(Figure collection entries)
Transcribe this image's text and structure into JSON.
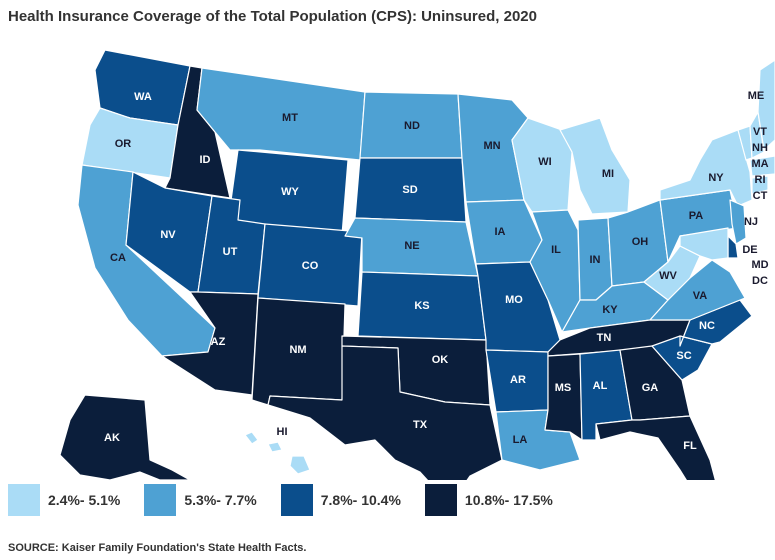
{
  "title": "Health Insurance Coverage of the Total Population (CPS): Uninsured, 2020",
  "source": "SOURCE: Kaiser Family Foundation's State Health Facts.",
  "colors": {
    "bin1": "#aadcf6",
    "bin2": "#4ea1d3",
    "bin3": "#0b4e8c",
    "bin4": "#0b1e3b"
  },
  "legend": [
    {
      "label": "2.4%- 5.1%",
      "bin": "bin1"
    },
    {
      "label": "5.3%- 7.7%",
      "bin": "bin2"
    },
    {
      "label": "7.8%- 10.4%",
      "bin": "bin3"
    },
    {
      "label": "10.8%- 17.5%",
      "bin": "bin4"
    }
  ],
  "states": {
    "WA": {
      "label": "WA",
      "bin": "bin3"
    },
    "OR": {
      "label": "OR",
      "bin": "bin1"
    },
    "CA": {
      "label": "CA",
      "bin": "bin2"
    },
    "ID": {
      "label": "ID",
      "bin": "bin4"
    },
    "NV": {
      "label": "NV",
      "bin": "bin3"
    },
    "MT": {
      "label": "MT",
      "bin": "bin2"
    },
    "WY": {
      "label": "WY",
      "bin": "bin3"
    },
    "UT": {
      "label": "UT",
      "bin": "bin3"
    },
    "AZ": {
      "label": "AZ",
      "bin": "bin4"
    },
    "CO": {
      "label": "CO",
      "bin": "bin3"
    },
    "NM": {
      "label": "NM",
      "bin": "bin4"
    },
    "ND": {
      "label": "ND",
      "bin": "bin2"
    },
    "SD": {
      "label": "SD",
      "bin": "bin3"
    },
    "NE": {
      "label": "NE",
      "bin": "bin2"
    },
    "KS": {
      "label": "KS",
      "bin": "bin3"
    },
    "OK": {
      "label": "OK",
      "bin": "bin4"
    },
    "TX": {
      "label": "TX",
      "bin": "bin4"
    },
    "MN": {
      "label": "MN",
      "bin": "bin2"
    },
    "IA": {
      "label": "IA",
      "bin": "bin2"
    },
    "MO": {
      "label": "MO",
      "bin": "bin3"
    },
    "AR": {
      "label": "AR",
      "bin": "bin3"
    },
    "LA": {
      "label": "LA",
      "bin": "bin2"
    },
    "WI": {
      "label": "WI",
      "bin": "bin1"
    },
    "IL": {
      "label": "IL",
      "bin": "bin2"
    },
    "MI": {
      "label": "MI",
      "bin": "bin1"
    },
    "IN": {
      "label": "IN",
      "bin": "bin2"
    },
    "OH": {
      "label": "OH",
      "bin": "bin2"
    },
    "KY": {
      "label": "KY",
      "bin": "bin2"
    },
    "TN": {
      "label": "TN",
      "bin": "bin4"
    },
    "MS": {
      "label": "MS",
      "bin": "bin4"
    },
    "AL": {
      "label": "AL",
      "bin": "bin3"
    },
    "GA": {
      "label": "GA",
      "bin": "bin4"
    },
    "FL": {
      "label": "FL",
      "bin": "bin4"
    },
    "SC": {
      "label": "SC",
      "bin": "bin3"
    },
    "NC": {
      "label": "NC",
      "bin": "bin3"
    },
    "VA": {
      "label": "VA",
      "bin": "bin2"
    },
    "WV": {
      "label": "WV",
      "bin": "bin1"
    },
    "PA": {
      "label": "PA",
      "bin": "bin2"
    },
    "NY": {
      "label": "NY",
      "bin": "bin1"
    },
    "NJ": {
      "label": "NJ",
      "bin": "bin2"
    },
    "DE": {
      "label": "DE",
      "bin": "bin3"
    },
    "MD": {
      "label": "MD",
      "bin": "bin1"
    },
    "DC": {
      "label": "DC",
      "bin": "bin1"
    },
    "CT": {
      "label": "CT",
      "bin": "bin1"
    },
    "RI": {
      "label": "RI",
      "bin": "bin1"
    },
    "MA": {
      "label": "MA",
      "bin": "bin1"
    },
    "VT": {
      "label": "VT",
      "bin": "bin1"
    },
    "NH": {
      "label": "NH",
      "bin": "bin1"
    },
    "ME": {
      "label": "ME",
      "bin": "bin1"
    },
    "AK": {
      "label": "AK",
      "bin": "bin4"
    },
    "HI": {
      "label": "HI",
      "bin": "bin1"
    }
  }
}
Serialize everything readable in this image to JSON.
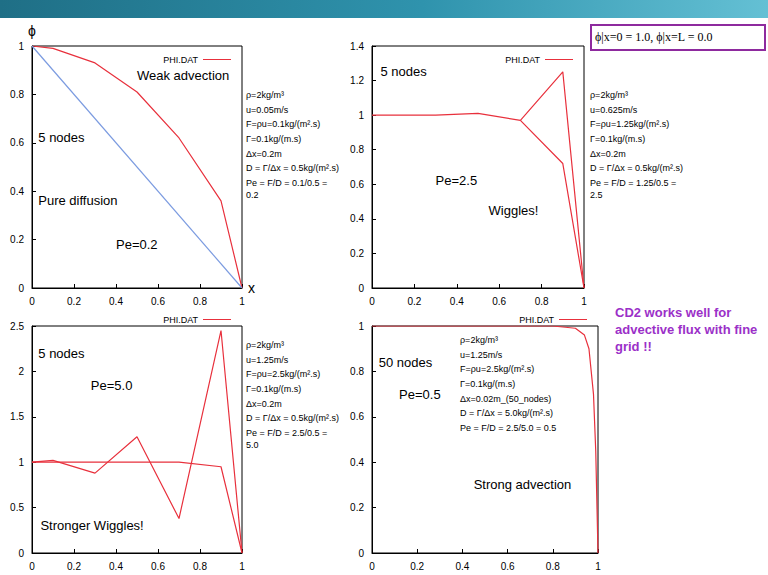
{
  "chart_data": [
    {
      "type": "line",
      "xlabel": "x",
      "ylabel": "ϕ",
      "xlim": [
        0,
        1
      ],
      "xticks": [
        0,
        0.2,
        0.4,
        0.6,
        0.8,
        1
      ],
      "ylim": [
        0,
        1
      ],
      "yticks": [
        0,
        0.2,
        0.4,
        0.6,
        0.8,
        1
      ],
      "grid": false,
      "legend": "upper right",
      "series": [
        {
          "name": "PHI.DAT",
          "color": "#e8303c",
          "x": [
            0,
            0.1,
            0.3,
            0.5,
            0.7,
            0.9,
            1
          ],
          "values": [
            1,
            0.99,
            0.93,
            0.81,
            0.62,
            0.36,
            0
          ]
        },
        {
          "color": "#7b9be0",
          "x": [
            0,
            1
          ],
          "values": [
            1,
            0
          ]
        }
      ],
      "annotations": [
        {
          "text": "5 nodes",
          "x": 0.03,
          "y": 0.62
        },
        {
          "text": "Pure diffusion",
          "x": 0.03,
          "y": 0.36
        },
        {
          "text": "Weak advection",
          "x": 0.5,
          "y": 0.88
        },
        {
          "text": "Pe=0.2",
          "x": 0.4,
          "y": 0.18
        }
      ],
      "parameters": [
        "ρ=2kg/m³",
        "u=0.05m/s",
        "F=ρu=0.1kg/(m².s)",
        "Γ=0.1kg/(m.s)",
        "Δx=0.2m",
        "D = Γ/Δx = 0.5kg/(m².s)",
        "Pe = F/D = 0.1/0.5 = 0.2"
      ]
    },
    {
      "type": "line",
      "xlim": [
        0,
        1
      ],
      "xticks": [
        0,
        0.2,
        0.4,
        0.6,
        0.8,
        1
      ],
      "ylim": [
        0,
        1.4
      ],
      "yticks": [
        0,
        0.2,
        0.4,
        0.6,
        0.8,
        1,
        1.2,
        1.4
      ],
      "grid": false,
      "legend": "upper right",
      "series": [
        {
          "name": "PHI.DAT",
          "color": "#e8303c",
          "x": [
            0,
            0.1,
            0.3,
            0.5,
            0.7,
            0.9,
            1
          ],
          "values": [
            1,
            1,
            1,
            1.01,
            0.97,
            1.25,
            0
          ]
        },
        {
          "name": "PHI.DAT",
          "color": "#e8303c",
          "x": [
            0.7,
            0.9,
            1
          ],
          "values": [
            0.97,
            0.72,
            0
          ]
        }
      ],
      "annotations": [
        {
          "text": "5 nodes",
          "x": 0.04,
          "y": 1.25
        },
        {
          "text": "Pe=2.5",
          "x": 0.3,
          "y": 0.62
        },
        {
          "text": "Wiggles!",
          "x": 0.55,
          "y": 0.45
        }
      ],
      "parameters": [
        "ρ=2kg/m³",
        "u=0.625m/s",
        "F=ρu=1.25kg/(m².s)",
        "Γ=0.1kg/(m.s)",
        "Δx=0.2m",
        "D = Γ/Δx = 0.5kg/(m².s)",
        "Pe = F/D = 1.25/0.5 = 2.5"
      ]
    },
    {
      "type": "line",
      "xlim": [
        0,
        1
      ],
      "xticks": [
        0,
        0.2,
        0.4,
        0.6,
        0.8,
        1
      ],
      "ylim": [
        0,
        2.5
      ],
      "yticks": [
        0,
        0.5,
        1,
        1.5,
        2,
        2.5
      ],
      "grid": false,
      "legend": "top right",
      "series": [
        {
          "name": "PHI.DAT",
          "color": "#e8303c",
          "x": [
            0,
            0.1,
            0.3,
            0.5,
            0.7,
            0.9,
            1
          ],
          "values": [
            1,
            1.02,
            0.88,
            1.28,
            0.38,
            2.45,
            0
          ]
        },
        {
          "name": "PHI.DAT",
          "color": "#e8303c",
          "x": [
            0,
            0.1,
            0.3,
            0.5,
            0.7,
            0.9,
            1
          ],
          "values": [
            1,
            1,
            1,
            1,
            1,
            0.95,
            0
          ]
        }
      ],
      "annotations": [
        {
          "text": "5 nodes",
          "x": 0.03,
          "y": 2.2
        },
        {
          "text": "Pe=5.0",
          "x": 0.28,
          "y": 1.85
        },
        {
          "text": "Stronger Wiggles!",
          "x": 0.04,
          "y": 0.3
        }
      ],
      "parameters": [
        "ρ=2kg/m³",
        "u=1.25m/s",
        "F=ρu=2.5kg/(m².s)",
        "Γ=0.1kg/(m.s)",
        "Δx=0.2m",
        "D = Γ/Δx = 0.5kg/(m².s)",
        "Pe = F/D = 2.5/0.5 = 5.0"
      ]
    },
    {
      "type": "line",
      "xlim": [
        0,
        1
      ],
      "xticks": [
        0,
        0.2,
        0.4,
        0.6,
        0.8,
        1
      ],
      "ylim": [
        0,
        1
      ],
      "yticks": [
        0,
        0.2,
        0.4,
        0.6,
        0.8,
        1
      ],
      "grid": false,
      "legend": "top right",
      "series": [
        {
          "name": "PHI.DAT",
          "color": "#e8303c",
          "x": [
            0,
            0.1,
            0.3,
            0.5,
            0.7,
            0.8,
            0.9,
            0.94,
            0.96,
            0.98,
            0.99,
            1
          ],
          "values": [
            1,
            1,
            1,
            1,
            1,
            1,
            0.99,
            0.96,
            0.9,
            0.7,
            0.45,
            0
          ]
        }
      ],
      "annotations": [
        {
          "text": "50 nodes",
          "x": 0.03,
          "y": 0.84
        },
        {
          "text": "Pe=0.5",
          "x": 0.12,
          "y": 0.7
        },
        {
          "text": "Strong advection",
          "x": 0.45,
          "y": 0.3
        }
      ],
      "parameters": [
        "ρ=2kg/m³",
        "u=1.25m/s",
        "F=ρu=2.5kg/(m².s)",
        "Γ=0.1kg/(m.s)",
        "Δx=0.02m_(50_nodes)",
        "D = Γ/Δx = 5.0kg/(m².s)",
        "Pe = F/D = 2.5/5.0 = 0.5"
      ]
    }
  ],
  "slide": {
    "boundary_conditions": "ϕ|x=0 = 1.0, ϕ|x=L = 0.0",
    "note": "CD2 works well for advective flux with fine grid !!"
  }
}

> _The problem_
Gather all the lines that include the word "Wiggles" and copy them out.

> _Solution to this problem_
          "text": "Wiggles!",
          "text": "Stronger Wiggles!",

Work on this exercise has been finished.